● **TASK TO CARRY OUT**
Write out all the entries word for word, but skip any images.

A block of data:
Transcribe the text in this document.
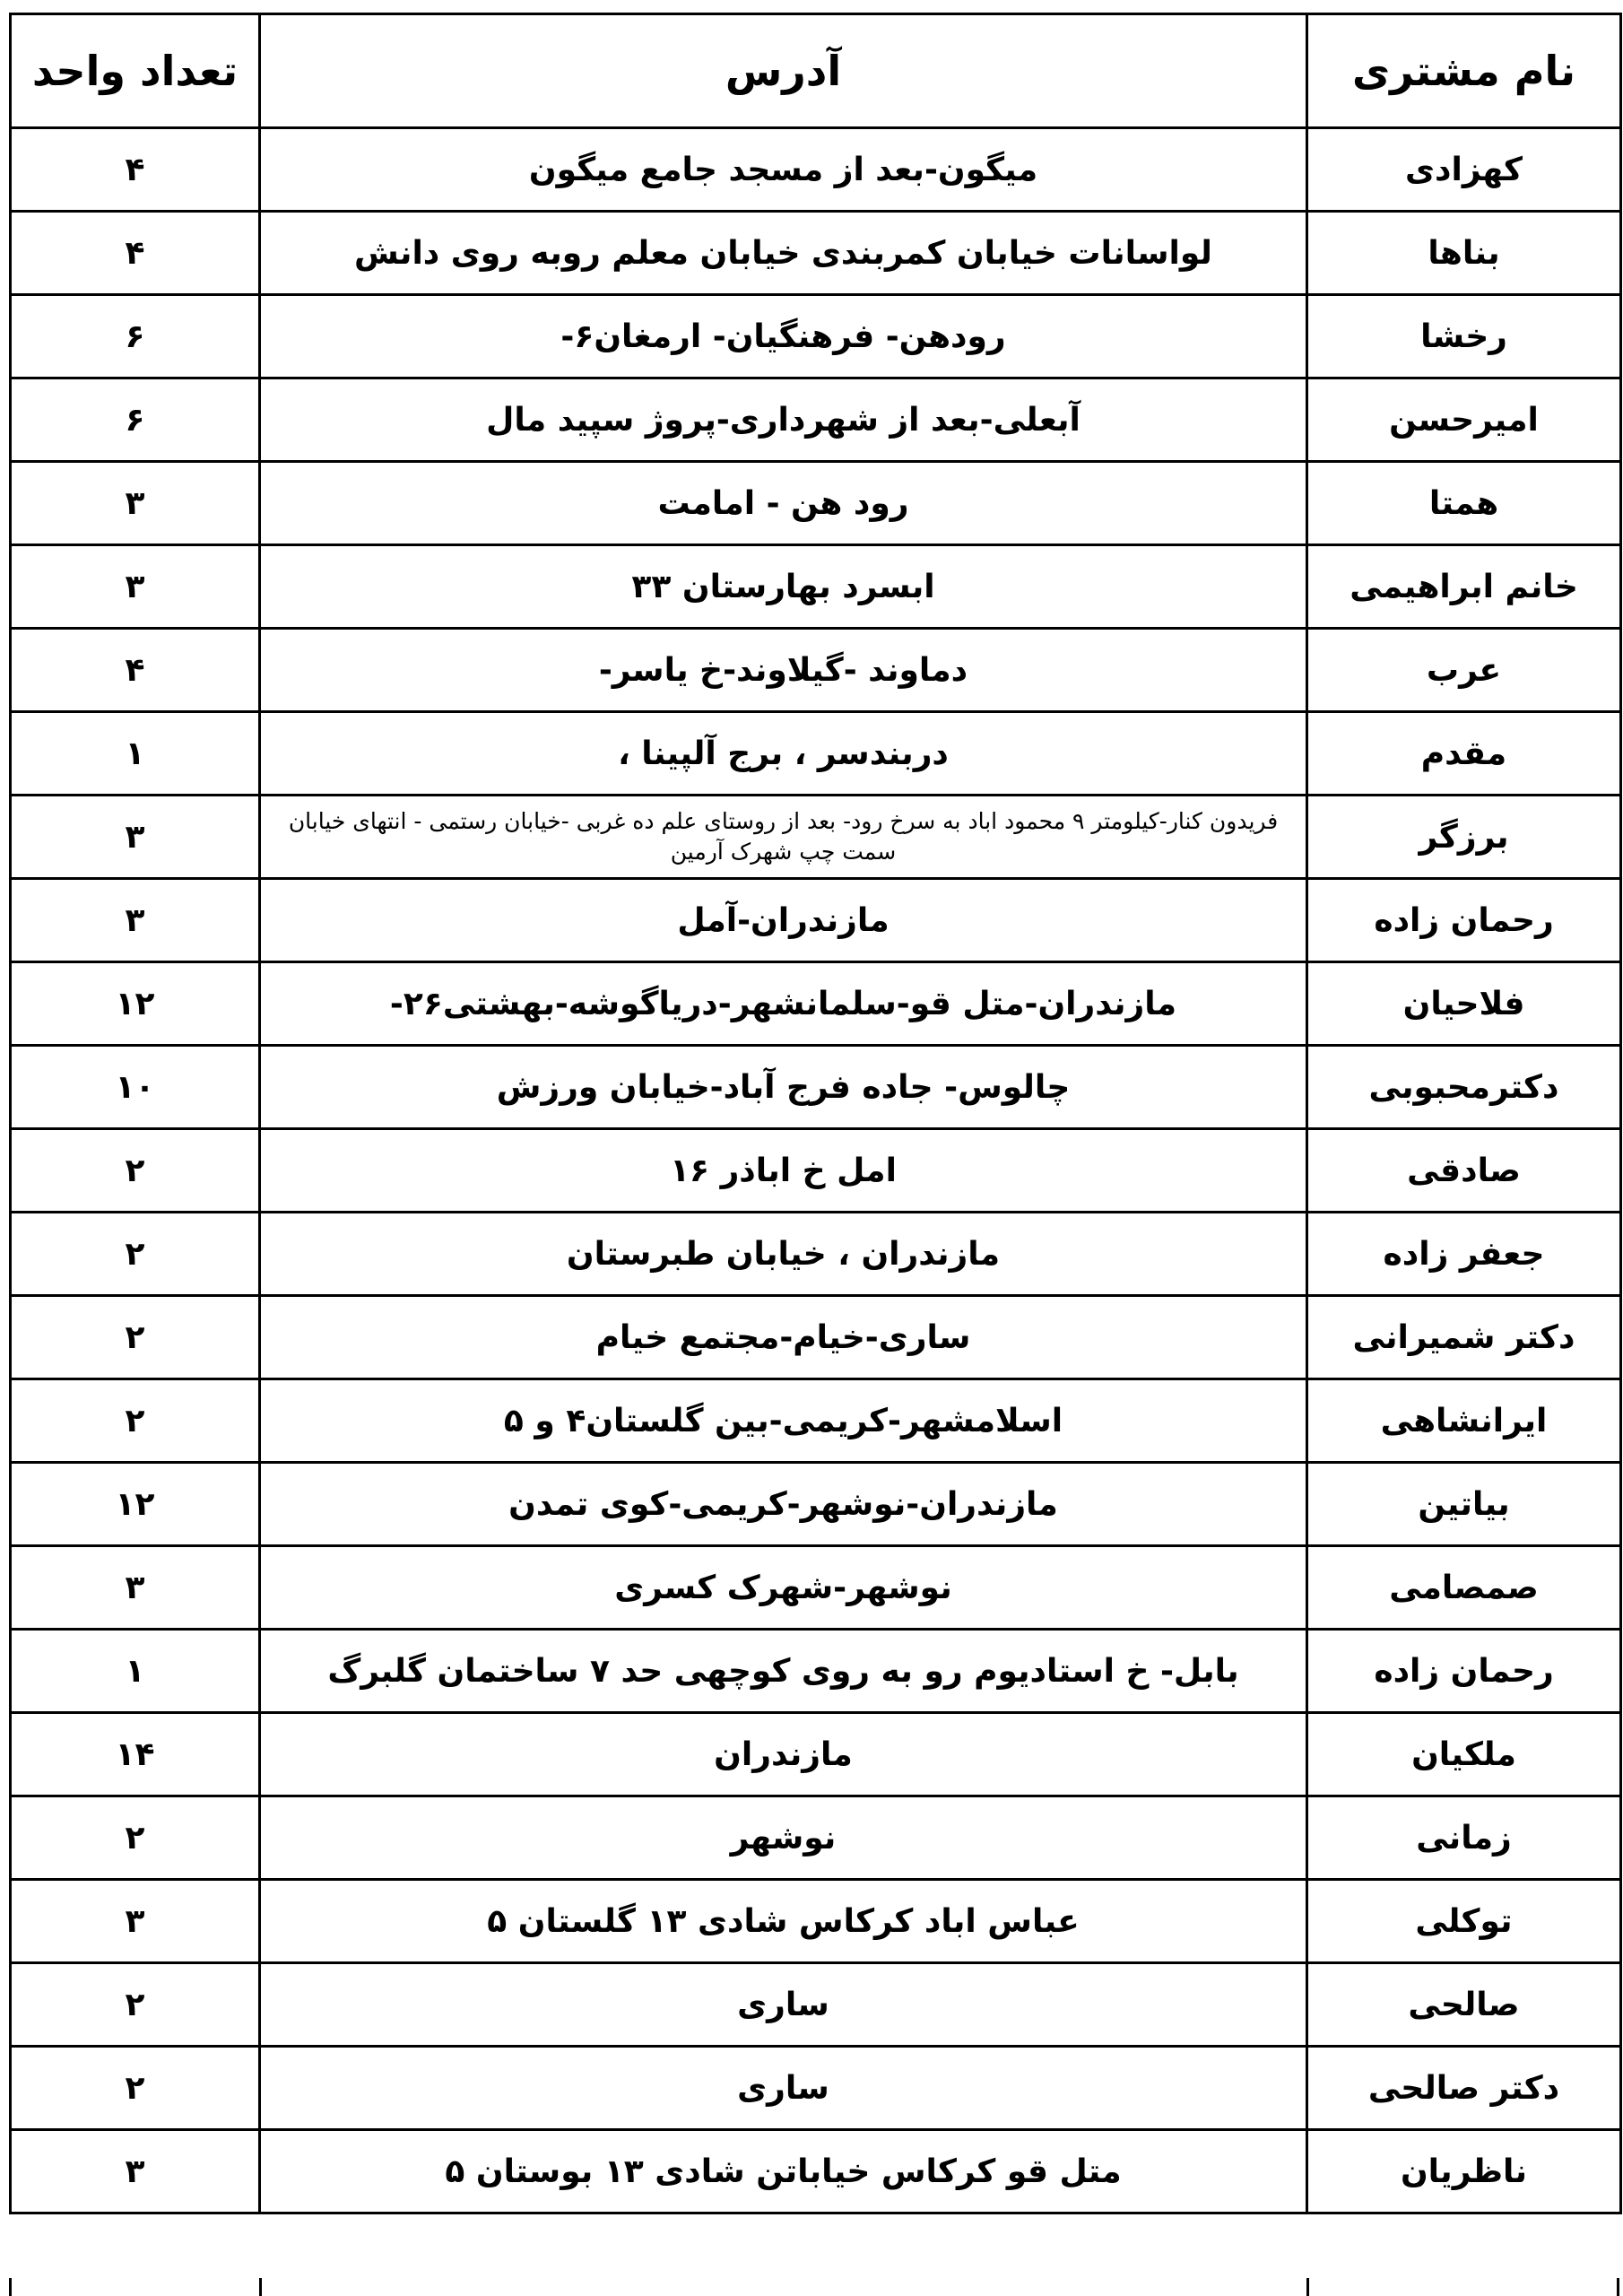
نام مشتری	آدرس	تعداد واحد
کهزادی	میگون-بعد از مسجد جامع میگون	۴
بناها	لواسانات خیابان کمربندی خیابان معلم روبه روی دانش	۴
رخشا	رودهن- فرهنگیان- ارمغان۶-	۶
امیرحسن	آبعلی-بعد از شهرداری-پروژ سپید مال	۶
همتا	رود هن - امامت	۳
خانم ابراهیمی	ابسرد بهارستان ۳۳	۳
عرب	دماوند -گیلاوند-خ یاسر-	۴
مقدم	دربندسر ، برج آلپینا ،	۱
برزگر	فریدون کنار-کیلومتر ۹ محمود اباد به سرخ رود- بعد از روستای علم ده غربی -خیابان رستمی - انتهای خیابان سمت چپ شهرک آرمین	۳
رحمان زاده	مازندران-آمل	۳
فلاحیان	مازندران-متل قو-سلمانشهر-دریاگوشه-بهشتی۲۶-	۱۲
دکترمحبوبی	چالوس- جاده فرج آباد-خیابان ورزش	۱۰
صادقی	امل خ اباذر ۱۶	۲
جعفر زاده	مازندران ، خیابان طبرستان	۲
دکتر شمیرانی	ساری-خیام-مجتمع خیام	۲
ایرانشاهی	اسلامشهر-کریمی-بین گلستان۴ و ۵	۲
بیاتین	مازندران-نوشهر-کریمی-کوی تمدن	۱۲
صمصامی	نوشهر-شهرک کسری	۳
رحمان زاده	بابل- خ استادیوم رو به روی کوچهی حد ۷ ساختمان گلبرگ	۱
ملکیان	مازندران	۱۴
زمانی	نوشهر	۲
توکلی	عباس اباد کرکاس شادی ۱۳ گلستان ۵	۳
صالحی	ساری	۲
دکتر صالحی	ساری	۲
ناظریان	متل قو کرکاس خیاباتن شادی ۱۳ بوستان ۵	۳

● **RESULT**
Transcribe the text in this document.
نام مشتری	آدرس	تعداد واحد
کهزادی	میگون-بعد از مسجد جامع میگون	۴
بناها	لواسانات خیابان کمربندی خیابان معلم روبه روی دانش	۴
رخشا	رودهن- فرهنگیان- ارمغان۶-	۶
امیرحسن	آبعلی-بعد از شهرداری-پروژ سپید مال	۶
همتا	رود هن - امامت	۳
خانم ابراهیمی	ابسرد بهارستان ۳۳	۳
عرب	دماوند -گیلاوند-خ یاسر-	۴
مقدم	دربندسر ، برج آلپینا ،	۱
برزگر	فریدون کنار-کیلومتر ۹ محمود اباد به سرخ رود- بعد از روستای علم ده غربی -خیابان رستمی - انتهای خیابان سمت چپ شهرک آرمین	۳
رحمان زاده	مازندران-آمل	۳
فلاحیان	مازندران-متل قو-سلمانشهر-دریاگوشه-بهشتی۲۶-	۱۲
دکترمحبوبی	چالوس- جاده فرج آباد-خیابان ورزش	۱۰
صادقی	امل خ اباذر ۱۶	۲
جعفر زاده	مازندران ، خیابان طبرستان	۲
دکتر شمیرانی	ساری-خیام-مجتمع خیام	۲
ایرانشاهی	اسلامشهر-کریمی-بین گلستان۴ و ۵	۲
بیاتین	مازندران-نوشهر-کریمی-کوی تمدن	۱۲
صمصامی	نوشهر-شهرک کسری	۳
رحمان زاده	بابل- خ استادیوم رو به روی کوچهی حد ۷ ساختمان گلبرگ	۱
ملکیان	مازندران	۱۴
زمانی	نوشهر	۲
توکلی	عباس اباد کرکاس شادی ۱۳ گلستان ۵	۳
صالحی	ساری	۲
دکتر صالحی	ساری	۲
ناظریان	متل قو کرکاس خیاباتن شادی ۱۳ بوستان ۵	۳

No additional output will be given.